╔══

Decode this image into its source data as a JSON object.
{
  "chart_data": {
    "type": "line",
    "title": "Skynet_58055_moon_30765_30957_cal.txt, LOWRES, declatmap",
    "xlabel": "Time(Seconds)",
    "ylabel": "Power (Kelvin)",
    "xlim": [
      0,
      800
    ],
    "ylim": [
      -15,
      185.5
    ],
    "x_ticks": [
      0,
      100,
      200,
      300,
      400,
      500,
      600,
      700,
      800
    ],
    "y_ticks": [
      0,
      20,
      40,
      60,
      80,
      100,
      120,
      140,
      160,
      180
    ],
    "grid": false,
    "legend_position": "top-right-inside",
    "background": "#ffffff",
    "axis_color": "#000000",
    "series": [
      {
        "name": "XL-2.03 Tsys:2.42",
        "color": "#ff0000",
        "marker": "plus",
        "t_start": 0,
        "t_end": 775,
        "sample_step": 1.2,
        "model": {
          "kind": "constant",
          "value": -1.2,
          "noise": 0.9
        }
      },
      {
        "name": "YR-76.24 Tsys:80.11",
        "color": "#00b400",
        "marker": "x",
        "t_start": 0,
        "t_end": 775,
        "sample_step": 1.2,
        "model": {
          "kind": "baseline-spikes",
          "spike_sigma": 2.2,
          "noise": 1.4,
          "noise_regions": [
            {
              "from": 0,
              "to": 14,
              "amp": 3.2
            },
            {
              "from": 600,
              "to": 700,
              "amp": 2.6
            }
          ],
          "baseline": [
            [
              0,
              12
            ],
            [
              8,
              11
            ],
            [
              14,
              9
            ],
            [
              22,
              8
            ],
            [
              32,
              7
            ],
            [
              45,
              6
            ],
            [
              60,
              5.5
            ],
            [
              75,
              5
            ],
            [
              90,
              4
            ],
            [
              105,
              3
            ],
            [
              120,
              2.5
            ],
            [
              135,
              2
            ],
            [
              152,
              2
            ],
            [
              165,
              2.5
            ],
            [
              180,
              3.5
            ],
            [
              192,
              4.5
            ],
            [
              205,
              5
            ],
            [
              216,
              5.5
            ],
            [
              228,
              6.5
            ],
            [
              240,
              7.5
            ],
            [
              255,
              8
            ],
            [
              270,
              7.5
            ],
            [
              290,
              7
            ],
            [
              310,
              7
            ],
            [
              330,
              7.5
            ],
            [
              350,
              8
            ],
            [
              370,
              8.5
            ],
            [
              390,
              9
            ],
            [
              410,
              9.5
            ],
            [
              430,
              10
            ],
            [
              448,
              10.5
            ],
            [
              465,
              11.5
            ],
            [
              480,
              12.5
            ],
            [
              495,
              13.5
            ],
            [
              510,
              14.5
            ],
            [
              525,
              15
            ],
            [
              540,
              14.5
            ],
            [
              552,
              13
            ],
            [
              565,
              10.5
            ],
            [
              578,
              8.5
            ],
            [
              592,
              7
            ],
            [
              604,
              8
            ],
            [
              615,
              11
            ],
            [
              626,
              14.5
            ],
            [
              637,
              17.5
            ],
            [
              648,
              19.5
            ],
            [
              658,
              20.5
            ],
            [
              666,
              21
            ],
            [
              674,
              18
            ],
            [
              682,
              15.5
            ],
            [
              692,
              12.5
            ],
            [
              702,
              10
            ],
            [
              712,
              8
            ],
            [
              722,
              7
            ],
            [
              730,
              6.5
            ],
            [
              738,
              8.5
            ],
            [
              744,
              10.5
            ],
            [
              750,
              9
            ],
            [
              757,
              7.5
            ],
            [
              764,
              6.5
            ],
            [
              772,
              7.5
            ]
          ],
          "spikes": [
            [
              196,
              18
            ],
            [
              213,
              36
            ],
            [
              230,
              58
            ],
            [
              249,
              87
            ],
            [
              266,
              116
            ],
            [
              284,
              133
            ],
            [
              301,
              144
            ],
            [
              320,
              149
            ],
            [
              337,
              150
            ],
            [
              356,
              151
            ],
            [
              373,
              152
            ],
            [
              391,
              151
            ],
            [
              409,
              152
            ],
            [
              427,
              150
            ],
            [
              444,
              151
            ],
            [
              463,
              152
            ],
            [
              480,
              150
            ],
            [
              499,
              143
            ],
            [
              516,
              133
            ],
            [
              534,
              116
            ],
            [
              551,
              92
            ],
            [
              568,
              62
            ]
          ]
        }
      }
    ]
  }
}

╚══

TASK DIRECTIONS: Exactly reproduce every line found in the records.

THE COMPLETED TASK:
Decode this image into its source data as a JSON object.
{
  "chart_data": {
    "type": "line",
    "title": "Skynet_58055_moon_30765_30957_cal.txt, LOWRES, declatmap",
    "xlabel": "Time(Seconds)",
    "ylabel": "Power (Kelvin)",
    "xlim": [
      0,
      800
    ],
    "ylim": [
      -15,
      185.5
    ],
    "x_ticks": [
      0,
      100,
      200,
      300,
      400,
      500,
      600,
      700,
      800
    ],
    "y_ticks": [
      0,
      20,
      40,
      60,
      80,
      100,
      120,
      140,
      160,
      180
    ],
    "grid": false,
    "legend_position": "top-right-inside",
    "background": "#ffffff",
    "axis_color": "#000000",
    "series": [
      {
        "name": "XL-2.03 Tsys:2.42",
        "color": "#ff0000",
        "marker": "plus",
        "t_start": 0,
        "t_end": 775,
        "sample_step": 1.2,
        "model": {
          "kind": "constant",
          "value": -1.2,
          "noise": 0.9
        }
      },
      {
        "name": "YR-76.24 Tsys:80.11",
        "color": "#00b400",
        "marker": "x",
        "t_start": 0,
        "t_end": 775,
        "sample_step": 1.2,
        "model": {
          "kind": "baseline-spikes",
          "spike_sigma": 2.2,
          "noise": 1.4,
          "noise_regions": [
            {
              "from": 0,
              "to": 14,
              "amp": 3.2
            },
            {
              "from": 600,
              "to": 700,
              "amp": 2.6
            }
          ],
          "baseline": [
            [
              0,
              12
            ],
            [
              8,
              11
            ],
            [
              14,
              9
            ],
            [
              22,
              8
            ],
            [
              32,
              7
            ],
            [
              45,
              6
            ],
            [
              60,
              5.5
            ],
            [
              75,
              5
            ],
            [
              90,
              4
            ],
            [
              105,
              3
            ],
            [
              120,
              2.5
            ],
            [
              135,
              2
            ],
            [
              152,
              2
            ],
            [
              165,
              2.5
            ],
            [
              180,
              3.5
            ],
            [
              192,
              4.5
            ],
            [
              205,
              5
            ],
            [
              216,
              5.5
            ],
            [
              228,
              6.5
            ],
            [
              240,
              7.5
            ],
            [
              255,
              8
            ],
            [
              270,
              7.5
            ],
            [
              290,
              7
            ],
            [
              310,
              7
            ],
            [
              330,
              7.5
            ],
            [
              350,
              8
            ],
            [
              370,
              8.5
            ],
            [
              390,
              9
            ],
            [
              410,
              9.5
            ],
            [
              430,
              10
            ],
            [
              448,
              10.5
            ],
            [
              465,
              11.5
            ],
            [
              480,
              12.5
            ],
            [
              495,
              13.5
            ],
            [
              510,
              14.5
            ],
            [
              525,
              15
            ],
            [
              540,
              14.5
            ],
            [
              552,
              13
            ],
            [
              565,
              10.5
            ],
            [
              578,
              8.5
            ],
            [
              592,
              7
            ],
            [
              604,
              8
            ],
            [
              615,
              11
            ],
            [
              626,
              14.5
            ],
            [
              637,
              17.5
            ],
            [
              648,
              19.5
            ],
            [
              658,
              20.5
            ],
            [
              666,
              21
            ],
            [
              674,
              18
            ],
            [
              682,
              15.5
            ],
            [
              692,
              12.5
            ],
            [
              702,
              10
            ],
            [
              712,
              8
            ],
            [
              722,
              7
            ],
            [
              730,
              6.5
            ],
            [
              738,
              8.5
            ],
            [
              744,
              10.5
            ],
            [
              750,
              9
            ],
            [
              757,
              7.5
            ],
            [
              764,
              6.5
            ],
            [
              772,
              7.5
            ]
          ],
          "spikes": [
            [
              196,
              18
            ],
            [
              213,
              36
            ],
            [
              230,
              58
            ],
            [
              249,
              87
            ],
            [
              266,
              116
            ],
            [
              284,
              133
            ],
            [
              301,
              144
            ],
            [
              320,
              149
            ],
            [
              337,
              150
            ],
            [
              356,
              151
            ],
            [
              373,
              152
            ],
            [
              391,
              151
            ],
            [
              409,
              152
            ],
            [
              427,
              150
            ],
            [
              444,
              151
            ],
            [
              463,
              152
            ],
            [
              480,
              150
            ],
            [
              499,
              143
            ],
            [
              516,
              133
            ],
            [
              534,
              116
            ],
            [
              551,
              92
            ],
            [
              568,
              62
            ]
          ]
        }
      }
    ]
  }
}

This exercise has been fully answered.